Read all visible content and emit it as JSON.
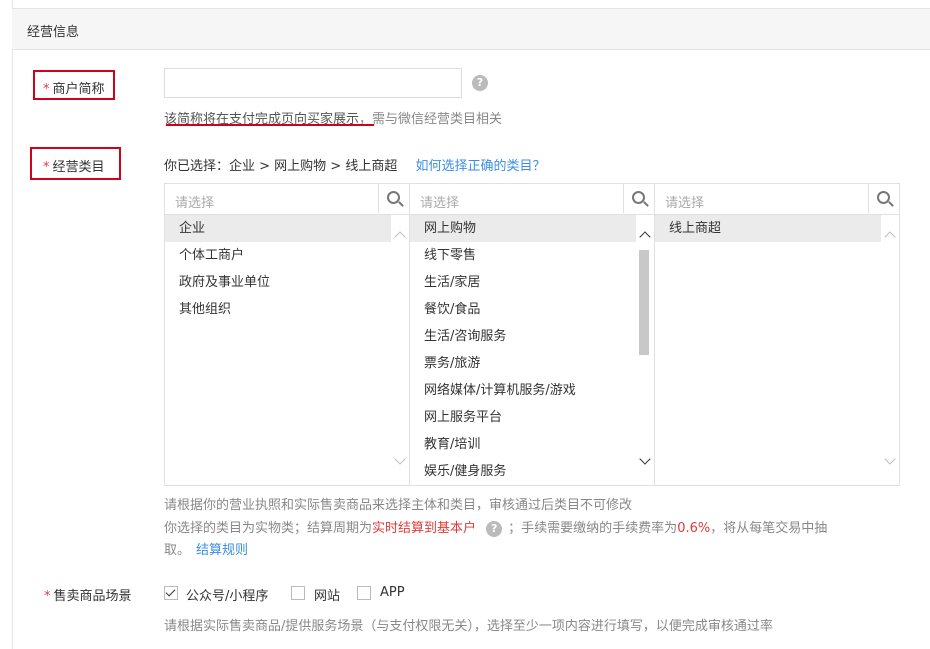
{
  "section": {
    "title": "经营信息"
  },
  "merchant_name": {
    "label": "商户简称",
    "value": "",
    "hint_underlined": "该简称将在支付完成页向买家展示",
    "hint_rest": "，需与微信经营类目相关"
  },
  "category": {
    "label": "经营类目",
    "selected_path": "你已选择：企业 > 网上购物 > 线上商超",
    "help_link": "如何选择正确的类目？",
    "columns": [
      {
        "placeholder": "请选择",
        "items": [
          "企业",
          "个体工商户",
          "政府及事业单位",
          "其他组织"
        ],
        "selected": "企业"
      },
      {
        "placeholder": "请选择",
        "items": [
          "网上购物",
          "线下零售",
          "生活/家居",
          "餐饮/食品",
          "生活/咨询服务",
          "票务/旅游",
          "网络媒体/计算机服务/游戏",
          "网上服务平台",
          "教育/培训",
          "娱乐/健身服务"
        ],
        "selected": "网上购物"
      },
      {
        "placeholder": "请选择",
        "items": [
          "线上商超"
        ],
        "selected": "线上商超"
      }
    ],
    "note1": "请根据你的营业执照和实际售卖商品来选择主体和类目，审核通过后类目不可修改",
    "note2_pre": "你选择的类目为实物类；结算周期为",
    "note2_cycle": "实时结算到基本户",
    "note2_mid": "；手续需要缴纳的手续费率为",
    "note2_rate": "0.6%",
    "note2_post": "，将从每笔交易中抽",
    "note3_pre": "取。",
    "note3_link": "结算规则"
  },
  "scenes": {
    "label": "售卖商品场景",
    "options": [
      {
        "label": "公众号/小程序",
        "checked": true
      },
      {
        "label": "网站",
        "checked": false
      },
      {
        "label": "APP",
        "checked": false
      }
    ],
    "hint": "请根据实际售卖商品/提供服务场景（与支付权限无关），选择至少一项内容进行填写，以便完成审核通过率"
  },
  "colors": {
    "required": "#e03b3b",
    "link": "#3a8ee6",
    "highlight_box": "#d0021b"
  },
  "icons": {
    "help": "question-circle-icon",
    "search": "search-icon"
  }
}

======

Set problem: Without the pictures, write out the whole listing above exactly as it appears.

The answer:
Read all visible content and emit it as JSON.
{
  "section": {
    "title": "经营信息"
  },
  "merchant_name": {
    "label": "商户简称",
    "value": "",
    "hint_underlined": "该简称将在支付完成页向买家展示",
    "hint_rest": "，需与微信经营类目相关"
  },
  "category": {
    "label": "经营类目",
    "selected_path": "你已选择：企业 > 网上购物 > 线上商超",
    "help_link": "如何选择正确的类目？",
    "columns": [
      {
        "placeholder": "请选择",
        "items": [
          "企业",
          "个体工商户",
          "政府及事业单位",
          "其他组织"
        ],
        "selected": "企业"
      },
      {
        "placeholder": "请选择",
        "items": [
          "网上购物",
          "线下零售",
          "生活/家居",
          "餐饮/食品",
          "生活/咨询服务",
          "票务/旅游",
          "网络媒体/计算机服务/游戏",
          "网上服务平台",
          "教育/培训",
          "娱乐/健身服务"
        ],
        "selected": "网上购物"
      },
      {
        "placeholder": "请选择",
        "items": [
          "线上商超"
        ],
        "selected": "线上商超"
      }
    ],
    "note1": "请根据你的营业执照和实际售卖商品来选择主体和类目，审核通过后类目不可修改",
    "note2_pre": "你选择的类目为实物类；结算周期为",
    "note2_cycle": "实时结算到基本户",
    "note2_mid": "；手续需要缴纳的手续费率为",
    "note2_rate": "0.6%",
    "note2_post": "，将从每笔交易中抽",
    "note3_pre": "取。",
    "note3_link": "结算规则"
  },
  "scenes": {
    "label": "售卖商品场景",
    "options": [
      {
        "label": "公众号/小程序",
        "checked": true
      },
      {
        "label": "网站",
        "checked": false
      },
      {
        "label": "APP",
        "checked": false
      }
    ],
    "hint": "请根据实际售卖商品/提供服务场景（与支付权限无关），选择至少一项内容进行填写，以便完成审核通过率"
  },
  "colors": {
    "required": "#e03b3b",
    "link": "#3a8ee6",
    "highlight_box": "#d0021b"
  },
  "icons": {
    "help": "question-circle-icon",
    "search": "search-icon"
  }
}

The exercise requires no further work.